# DESCRIPTION OF THE TASK
Copy every line of the following data that includes the string "Contas".

* START SUPPLIED DATA *

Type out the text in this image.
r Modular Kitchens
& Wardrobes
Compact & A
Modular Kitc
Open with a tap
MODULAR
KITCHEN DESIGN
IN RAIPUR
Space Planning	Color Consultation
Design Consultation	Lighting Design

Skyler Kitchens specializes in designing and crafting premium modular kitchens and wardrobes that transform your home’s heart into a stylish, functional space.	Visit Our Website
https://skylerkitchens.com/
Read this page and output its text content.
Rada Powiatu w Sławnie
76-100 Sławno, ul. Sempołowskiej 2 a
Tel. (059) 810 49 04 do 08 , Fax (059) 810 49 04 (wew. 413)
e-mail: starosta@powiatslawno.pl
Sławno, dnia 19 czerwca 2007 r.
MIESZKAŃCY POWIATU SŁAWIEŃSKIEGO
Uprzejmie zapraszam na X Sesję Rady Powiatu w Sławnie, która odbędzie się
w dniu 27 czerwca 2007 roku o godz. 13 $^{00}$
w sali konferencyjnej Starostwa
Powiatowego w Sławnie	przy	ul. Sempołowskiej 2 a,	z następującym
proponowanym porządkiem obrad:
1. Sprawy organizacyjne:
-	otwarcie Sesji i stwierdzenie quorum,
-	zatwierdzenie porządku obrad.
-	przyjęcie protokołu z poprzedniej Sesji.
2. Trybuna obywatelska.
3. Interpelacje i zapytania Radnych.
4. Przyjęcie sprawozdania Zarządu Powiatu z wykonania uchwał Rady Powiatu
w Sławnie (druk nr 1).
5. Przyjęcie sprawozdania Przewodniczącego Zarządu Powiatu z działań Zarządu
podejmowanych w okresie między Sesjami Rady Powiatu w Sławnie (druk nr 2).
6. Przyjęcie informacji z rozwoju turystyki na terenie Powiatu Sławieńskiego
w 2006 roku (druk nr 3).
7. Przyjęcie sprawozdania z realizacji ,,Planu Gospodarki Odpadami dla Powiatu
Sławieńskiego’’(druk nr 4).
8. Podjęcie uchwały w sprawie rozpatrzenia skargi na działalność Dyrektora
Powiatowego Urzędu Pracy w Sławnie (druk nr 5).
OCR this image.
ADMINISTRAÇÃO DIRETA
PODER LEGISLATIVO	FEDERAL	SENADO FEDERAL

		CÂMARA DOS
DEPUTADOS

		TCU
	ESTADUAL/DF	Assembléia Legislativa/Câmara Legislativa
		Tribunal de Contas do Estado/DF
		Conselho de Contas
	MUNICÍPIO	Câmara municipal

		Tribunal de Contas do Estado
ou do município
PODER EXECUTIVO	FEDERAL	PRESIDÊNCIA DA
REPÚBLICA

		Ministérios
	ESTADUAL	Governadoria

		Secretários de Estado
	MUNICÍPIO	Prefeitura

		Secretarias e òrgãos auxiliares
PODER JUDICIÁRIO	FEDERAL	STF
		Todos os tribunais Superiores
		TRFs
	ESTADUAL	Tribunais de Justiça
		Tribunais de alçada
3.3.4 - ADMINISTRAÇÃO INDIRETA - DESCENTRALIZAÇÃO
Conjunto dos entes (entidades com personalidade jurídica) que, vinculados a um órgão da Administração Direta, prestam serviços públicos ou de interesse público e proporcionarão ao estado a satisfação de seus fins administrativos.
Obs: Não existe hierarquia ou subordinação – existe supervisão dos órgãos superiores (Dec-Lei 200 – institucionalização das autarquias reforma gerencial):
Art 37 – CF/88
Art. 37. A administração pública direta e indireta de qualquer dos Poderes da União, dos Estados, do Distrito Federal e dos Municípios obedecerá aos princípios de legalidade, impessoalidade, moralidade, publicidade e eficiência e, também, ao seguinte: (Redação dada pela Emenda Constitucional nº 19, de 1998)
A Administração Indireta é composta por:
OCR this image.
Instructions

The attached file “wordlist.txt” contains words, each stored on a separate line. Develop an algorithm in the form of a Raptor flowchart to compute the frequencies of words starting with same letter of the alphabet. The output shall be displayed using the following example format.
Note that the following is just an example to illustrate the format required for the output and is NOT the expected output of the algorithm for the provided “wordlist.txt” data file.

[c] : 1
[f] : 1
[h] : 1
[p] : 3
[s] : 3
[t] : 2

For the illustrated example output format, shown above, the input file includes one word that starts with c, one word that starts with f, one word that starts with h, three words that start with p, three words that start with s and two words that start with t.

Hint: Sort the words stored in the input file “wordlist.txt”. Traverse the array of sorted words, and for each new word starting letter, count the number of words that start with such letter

* END SUPPLIED DATA *

# RESULT FOR THIS EXERCISE
		Tribunal de Contas do Estado/DF
		Conselho de Contas
		Tribunal de Contas do Estado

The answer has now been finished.